→ Consegna: Aggiorna il brano dell'articolo sui giornalisti a Gaza che comincia con "Ho fatto il" e prosegue fino a "bocca è buona.", mettendo "tiratori scelti" al posto di "cecchini".

→ Estratto del documento:
Niente testimoni: a Gaza giornalisti palestinesi bersaglio

Dal blog https://www.remocontro.it/

Niente testimoni. Tra loro il volto più noto di Al-Jazeera, Anas al-Sharif, da tempo nel mirino. Dall’Onu all’Ue, condanne globali: «Tel Aviv prova a liberarsi di occhi e orecchie in vista della conquista di Gaza City». La parte nobile del nostro mestiere oltre il servilismo

Giornalista, mestiere nobile se libero

Ho fatto il giornalista per una vita ed insisto anche in vecchiaia. Prima, quando ancora la Rai aveva intenti diversi, ha frequentato molti scenari di guerra. Nella Sarajevo assediata ero sostenitore del giubbotto anti proiettile sotto la giacca a vento per non istigare i cecchini al colpo grosso con un giornalista nel loro carniere. L’ho proseguito in Medio Oriente, Iraq, Afghanistan e Libano. Ma Gaza ora essere giornalista è diventata minaccia militare e ogni arma per ammazzarci e tapparci la bocca è buona.

Testamento

«Gaza è quel luogo del mondo dove i giornalisti fanno testamento. Un ultimo messaggio, professionale e umano, perché da lasciare ai propri figli non hanno più niente. Lo fanno perché sono obiettivi dichiarati della macchina da guerra israeliana. Anas al-Sharif era da tempo nelle liste dei most wanted del governo israeliano», piange Chiara Cruciati sul manifesto.

Anas al-Sharif

Aveva un mirino puntato addosso, il grilletto è stato premuto domenica sera: una bomba ha centrato la tenda della stampa fuori dall’ospedale al-Shifa di Gaza City. Ha preso fuoco. I soccorritori, gente disperata che correva gridando i loro nomi, ha trovato i corpi semi-carbonizzati, sfigurati. Anas al-Sharif e Mohammed Qreiqeh, corrispondenti di al-Jazeera, Ibrahim Zaher, Mohammed Noufal, Mosaab Al Sharif e Mohammed al-Khalidi, cameraman e fotografi: le ultime sei vittime del giornalisticidio in corso a Gaza.

(Voci di dati estratti)
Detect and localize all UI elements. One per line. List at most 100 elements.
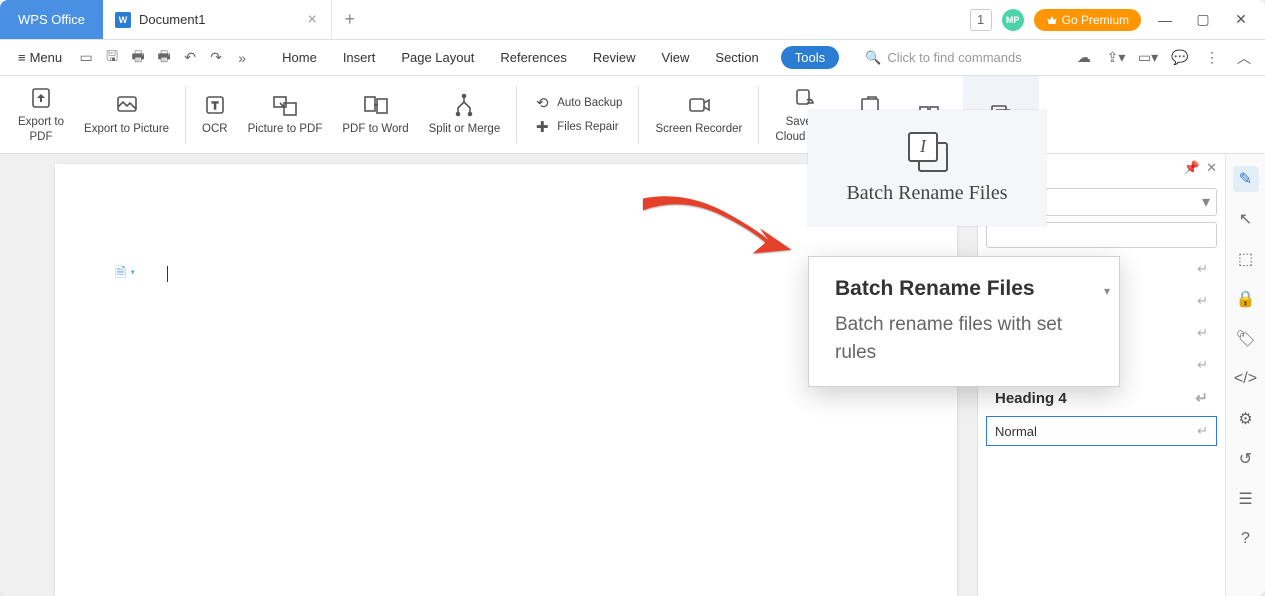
doc-icon: W xyxy=(115,12,131,28)
share-icon[interactable]: ⇪▾ xyxy=(1105,47,1127,69)
ocr-icon: T xyxy=(203,92,227,118)
batch-rename-caption: Batch Rename Files xyxy=(846,182,1007,205)
split-or-merge-label: Split or Merge xyxy=(429,122,501,136)
qat-more-icon[interactable]: » xyxy=(232,48,252,68)
hamburger-icon: ≡ xyxy=(18,50,26,65)
pdf-to-word-label: PDF to Word xyxy=(342,122,408,136)
right-sidebar: ✎ ↖ ⬚ 🔒 🏷 </> ⚙ ↺ ☰ ? xyxy=(1225,154,1265,596)
return-icon: ↵ xyxy=(1197,357,1208,373)
return-icon: ↵ xyxy=(1197,293,1208,309)
undo-icon[interactable]: ↶ xyxy=(180,48,200,68)
new-tab-button[interactable]: + xyxy=(332,0,368,39)
menu-label: Menu xyxy=(30,50,63,65)
document-title: Document1 xyxy=(139,12,205,27)
search-icon: 🔍 xyxy=(865,50,881,66)
picture-to-pdf-label: Picture to PDF xyxy=(248,122,323,136)
close-panel-icon[interactable]: ✕ xyxy=(1206,160,1217,176)
svg-text:T: T xyxy=(212,101,218,112)
tab-section[interactable]: Section xyxy=(711,44,762,71)
pdf-to-word-button[interactable]: PDF to Word xyxy=(332,76,418,153)
maximize-button[interactable]: ▢ xyxy=(1189,8,1217,32)
open-icon[interactable]: ▭ xyxy=(76,48,96,68)
menubar: ≡ Menu ▭ 🖫 🖶 🖶 ↶ ↷ » Home Insert Page La… xyxy=(0,40,1265,76)
go-premium-button[interactable]: Go Premium xyxy=(1034,9,1141,31)
minimize-button[interactable]: — xyxy=(1151,8,1179,32)
files-repair-button[interactable]: ✚ Files Repair xyxy=(533,118,622,136)
collapse-ribbon-icon[interactable]: ︿ xyxy=(1233,47,1255,69)
kebab-icon[interactable]: ⋮ xyxy=(1201,47,1223,69)
style-label: Normal xyxy=(995,424,1037,439)
chevron-down-icon: ▾ xyxy=(1202,192,1210,212)
cloud-save-icon xyxy=(793,85,817,111)
batch-rename-big-icon: I xyxy=(906,132,948,174)
pic-to-pdf-icon xyxy=(272,92,298,118)
pdf-icon xyxy=(29,85,53,111)
export-to-pdf-button[interactable]: Export to PDF xyxy=(8,76,74,153)
export-to-picture-button[interactable]: Export to Picture xyxy=(74,76,179,153)
comment-icon[interactable]: 💬 xyxy=(1169,47,1191,69)
titlebar: WPS Office W Document1 × + 1 MP Go Premi… xyxy=(0,0,1265,40)
pin-icon[interactable]: 📌 xyxy=(1184,160,1200,176)
close-window-button[interactable]: ✕ xyxy=(1227,8,1255,32)
files-repair-label: Files Repair xyxy=(557,121,618,133)
tab-view[interactable]: View xyxy=(657,44,693,71)
split-merge-icon xyxy=(452,92,476,118)
screen-recorder-button[interactable]: Screen Recorder xyxy=(645,76,752,153)
ocr-button[interactable]: T OCR xyxy=(192,76,238,153)
export-to-pdf-label: Export to PDF xyxy=(18,115,64,144)
tab-home[interactable]: Home xyxy=(278,44,321,71)
text-caret xyxy=(167,266,168,282)
recorder-icon xyxy=(687,92,711,118)
dropdown-caret-icon: ▾ xyxy=(1104,284,1110,298)
app-tab[interactable]: WPS Office xyxy=(0,0,103,39)
tab-tools[interactable]: Tools xyxy=(781,46,839,69)
auto-backup-label: Auto Backup xyxy=(557,97,622,109)
menubar-right: ☁ ⇪▾ ▭▾ 💬 ⋮ ︿ xyxy=(1073,47,1255,69)
separator xyxy=(638,86,639,143)
save-icon[interactable]: 🖫 xyxy=(102,48,122,68)
help-icon[interactable]: ? xyxy=(1233,526,1259,552)
batch-rename-highlight[interactable]: I Batch Rename Files xyxy=(808,110,1046,226)
repair-icon: ✚ xyxy=(533,118,551,136)
close-tab-icon[interactable]: × xyxy=(303,11,320,29)
redo-icon[interactable]: ↷ xyxy=(206,48,226,68)
code-icon[interactable]: </> xyxy=(1233,366,1259,392)
auto-backup-button[interactable]: ⟲Auto Backup xyxy=(533,94,622,112)
cursor-icon[interactable]: ↖ xyxy=(1233,206,1259,232)
lock-icon[interactable]: 🔒 xyxy=(1233,286,1259,312)
avatar[interactable]: MP xyxy=(1002,9,1024,31)
toolbox-icon[interactable]: ▭▾ xyxy=(1137,47,1159,69)
picture-to-pdf-button[interactable]: Picture to PDF xyxy=(238,76,333,153)
cloud-icon[interactable]: ☁ xyxy=(1073,47,1095,69)
ribbon: Export to PDF Export to Picture T OCR Pi… xyxy=(0,76,1265,154)
command-search[interactable]: 🔍 Click to find commands xyxy=(865,50,1022,66)
document-tab[interactable]: W Document1 × xyxy=(103,0,332,39)
menu-button[interactable]: ≡ Menu xyxy=(10,46,70,69)
tooltip-title: Batch Rename Files xyxy=(835,277,1093,301)
print-icon[interactable]: 🖶 xyxy=(128,48,148,68)
tab-page-layout[interactable]: Page Layout xyxy=(397,44,478,71)
list-icon[interactable]: ☰ xyxy=(1233,486,1259,512)
quick-access-toolbar: ▭ 🖫 🖶 🖶 ↶ ↷ » xyxy=(76,48,252,68)
edit-tool-icon[interactable]: ✎ xyxy=(1233,166,1259,192)
return-icon: ↵ xyxy=(1197,325,1208,341)
select-icon[interactable]: ⬚ xyxy=(1233,246,1259,272)
picture-icon xyxy=(115,92,139,118)
pdf-to-word-icon xyxy=(363,92,389,118)
separator xyxy=(185,86,186,143)
screen-recorder-label: Screen Recorder xyxy=(655,122,742,136)
settings-icon[interactable]: ⚙ xyxy=(1233,406,1259,432)
paragraph-marker-icon[interactable]: 🗎 ▾ xyxy=(115,262,135,286)
tooltip-description: Batch rename files with set rules xyxy=(835,311,1093,366)
return-icon: ↵ xyxy=(1197,261,1208,277)
style-item-normal[interactable]: Normal↵ xyxy=(986,416,1217,446)
history-icon[interactable]: ↺ xyxy=(1233,446,1259,472)
tab-references[interactable]: References xyxy=(496,44,570,71)
print-preview-icon[interactable]: 🖶 xyxy=(154,48,174,68)
tag-icon[interactable]: 🏷 xyxy=(1233,326,1259,352)
tab-review[interactable]: Review xyxy=(589,44,640,71)
split-or-merge-button[interactable]: Split or Merge xyxy=(419,76,511,153)
tab-insert[interactable]: Insert xyxy=(339,44,380,71)
window-count-badge[interactable]: 1 xyxy=(970,9,992,31)
ribbon-tabs: Home Insert Page Layout References Revie… xyxy=(278,44,839,71)
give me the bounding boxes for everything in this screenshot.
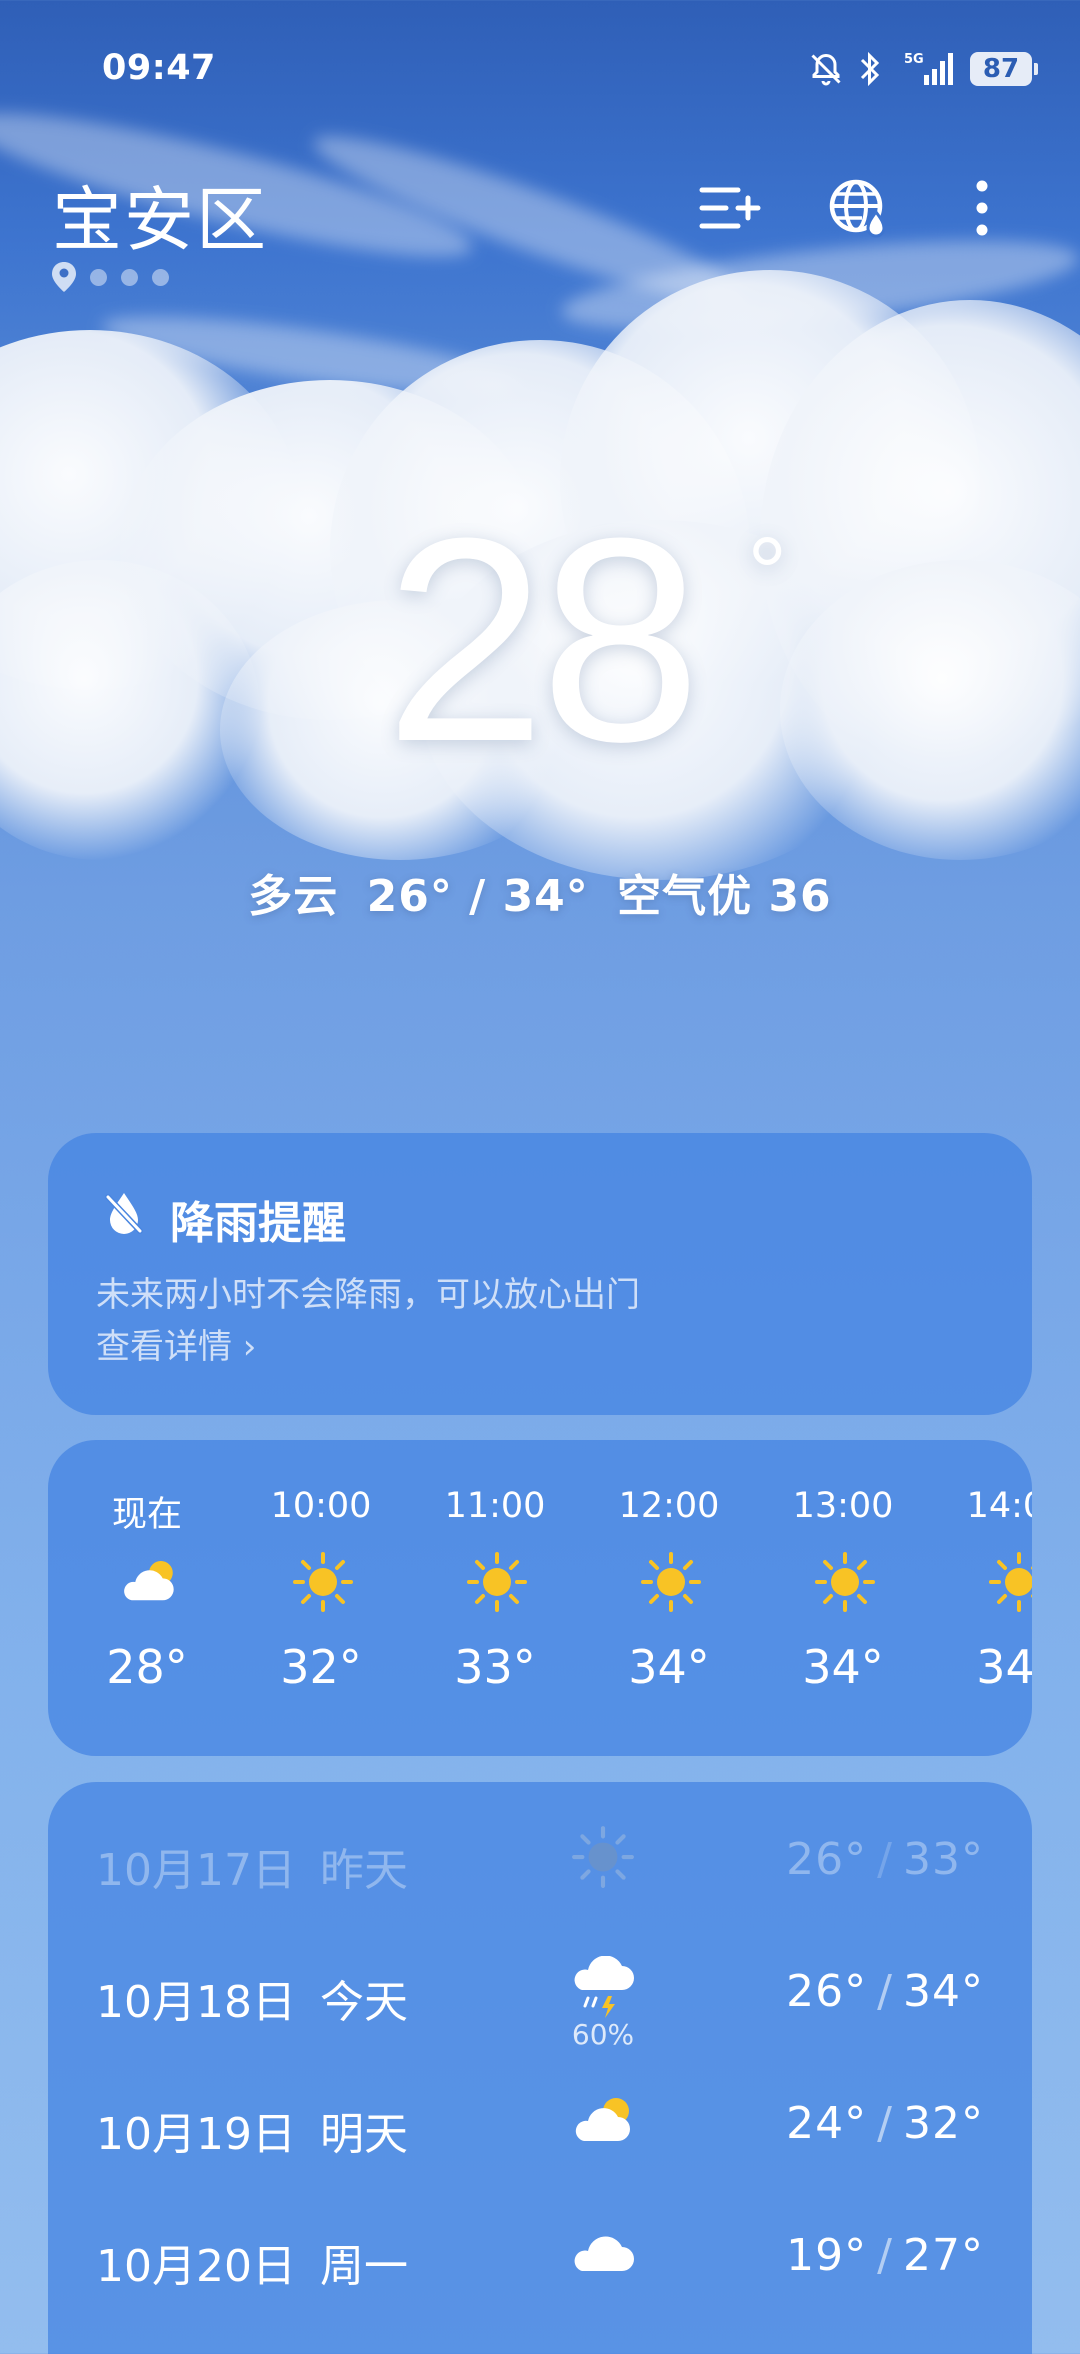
rain-alert-card[interactable]: 降雨提醒 未来两小时不会降雨，可以放心出门 查看详情 › [48,1133,1032,1415]
daily-date: 10月17日 [96,1845,296,1896]
daily-row[interactable]: 10月17日 昨天 26°/33° [48,1808,1032,1908]
city-page-indicator [52,262,169,292]
partly-cloudy-icon [568,2088,638,2154]
hourly-time: 13:00 [792,1486,894,1526]
no-rain-icon [105,1193,143,1234]
status-icons: 5G 87 [808,46,1038,92]
current-summary[interactable]: 多云 26° / 34° 空气优 36 [0,860,1080,924]
signal-5g-icon: 5G [898,49,958,89]
hourly-item: 12:00 34° [594,1440,744,1756]
daily-low: 26° [786,1834,868,1885]
daily-high: 34° [903,1966,984,2017]
daily-day-name: 今天 [320,1977,408,2028]
hourly-time: 现在 [111,1495,182,1535]
hourly-time: 14:00 [966,1486,1032,1526]
hourly-item: 14:00 34° [942,1440,1032,1756]
daily-low: 24° [786,2098,868,2149]
sun-icon [291,1550,355,1614]
hourly-time: 11:00 [444,1486,546,1526]
battery-icon: 87 [970,52,1038,86]
hourly-temperature: 32° [280,1640,362,1694]
daily-row[interactable]: 10月19日 明天 24°/32° [48,2072,1032,2172]
bell-off-icon [808,49,844,89]
daily-day-name: 明天 [320,2109,408,2160]
add-city-icon [699,187,761,229]
sun-icon [987,1550,1032,1614]
air-quality: 空气优 36 [617,871,832,922]
status-bar: 09:47 5G 87 [0,0,1080,140]
thunderstorm-icon [568,1955,638,2022]
sun-icon [813,1550,877,1614]
hourly-temperature: 33° [454,1640,536,1694]
hourly-forecast-card[interactable]: 现在 28° 10:00 32° 11:00 33° 12:00 34° 13:00 34° 14:… [48,1440,1032,1756]
hourly-temperature: 34° [802,1640,884,1694]
daily-high: 33° [903,1834,984,1885]
city-name[interactable]: 宝安区 [52,164,268,265]
status-time: 09:47 [102,48,216,88]
add-city-button[interactable] [690,168,770,248]
more-button[interactable] [942,168,1022,248]
rain-alert-title: 降雨提醒 [170,1198,346,1249]
precipitation-probability: 60% [571,2018,635,2051]
hourly-temperature: 34° [976,1640,1032,1694]
daily-temp-range: 26°/33° [786,1834,984,1885]
hourly-item: 10:00 32° [246,1440,396,1756]
current-range: 26° / 34° [366,871,589,922]
daily-row[interactable]: 10月20日 周一 19°/27° [48,2204,1032,2304]
daily-day-name: 昨天 [320,1845,408,1896]
more-icon [976,180,988,236]
daily-low: 26° [786,1966,868,2017]
daily-low: 19° [786,2230,868,2281]
network-label: 5G [904,52,924,67]
daily-date: 10月20日 [96,2241,296,2292]
header: 宝安区 [0,150,1080,310]
daily-high: 27° [903,2230,984,2281]
sun-icon [639,1550,703,1614]
globe-rain-icon [829,179,886,238]
daily-day-name: 周一 [320,2241,408,2292]
current-condition: 多云 [248,871,339,922]
hourly-time: 10:00 [270,1486,372,1526]
hourly-time: 12:00 [618,1486,720,1526]
daily-high: 32° [903,2098,984,2149]
partly-cloudy-icon [117,1550,181,1614]
daily-temp-range: 19°/27° [786,2230,984,2281]
globe-weather-button[interactable] [818,168,898,248]
sun-icon [568,1824,638,1890]
daily-temp-range: 26°/34° [786,1966,984,2017]
current-temperature-block: 28 ° [0,495,1080,785]
sun-icon [465,1550,529,1614]
hourly-temperature: 34° [628,1640,710,1694]
hourly-temperature: 28° [106,1640,188,1694]
daily-date: 10月19日 [96,2109,296,2160]
degree-symbol: ° [747,517,787,629]
daily-temp-range: 24°/32° [786,2098,984,2149]
daily-date: 10月18日 [96,1977,296,2028]
current-temperature: 28 ° [384,478,788,802]
daily-forecast-card[interactable]: 10月17日 昨天 26°/33° 10月18日 今天 60% 26°/34° 10月19日明… [48,1782,1032,2354]
location-pin-icon [52,262,76,292]
rain-alert-description: 未来两小时不会降雨，可以放心出门 [96,1275,640,1315]
view-details-link[interactable]: 查看详情 › [96,1319,256,1368]
daily-row[interactable]: 10月18日 今天 60% 26°/34° [48,1940,1032,2051]
hourly-item: 现在 28° [72,1440,222,1756]
bluetooth-icon [856,49,886,89]
cloud-icon [568,2220,638,2286]
hourly-item: 13:00 34° [768,1440,918,1756]
page-dot [152,268,169,286]
page-dot [90,268,107,286]
hourly-item: 11:00 33° [420,1440,570,1756]
page-dot [121,268,138,286]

→ Soluzione:
Ho fatto il giornalista per una vita ed insisto anche in vecchiaia. Prima, quando ancora la Rai aveva intenti diversi, ha frequentato molti scenari di guerra. Nella Sarajevo assediata ero sostenitore del giubbotto anti proiettile sotto la giacca a vento per non istigare i tiratori scelti al colpo grosso con un giornalista nel loro carniere. L’ho proseguito in Medio Oriente, Iraq, Afghanistan e Libano. Ma Gaza ora essere giornalista è diventata minaccia militare e ogni arma per ammazzarci e tapparci la bocca è buona.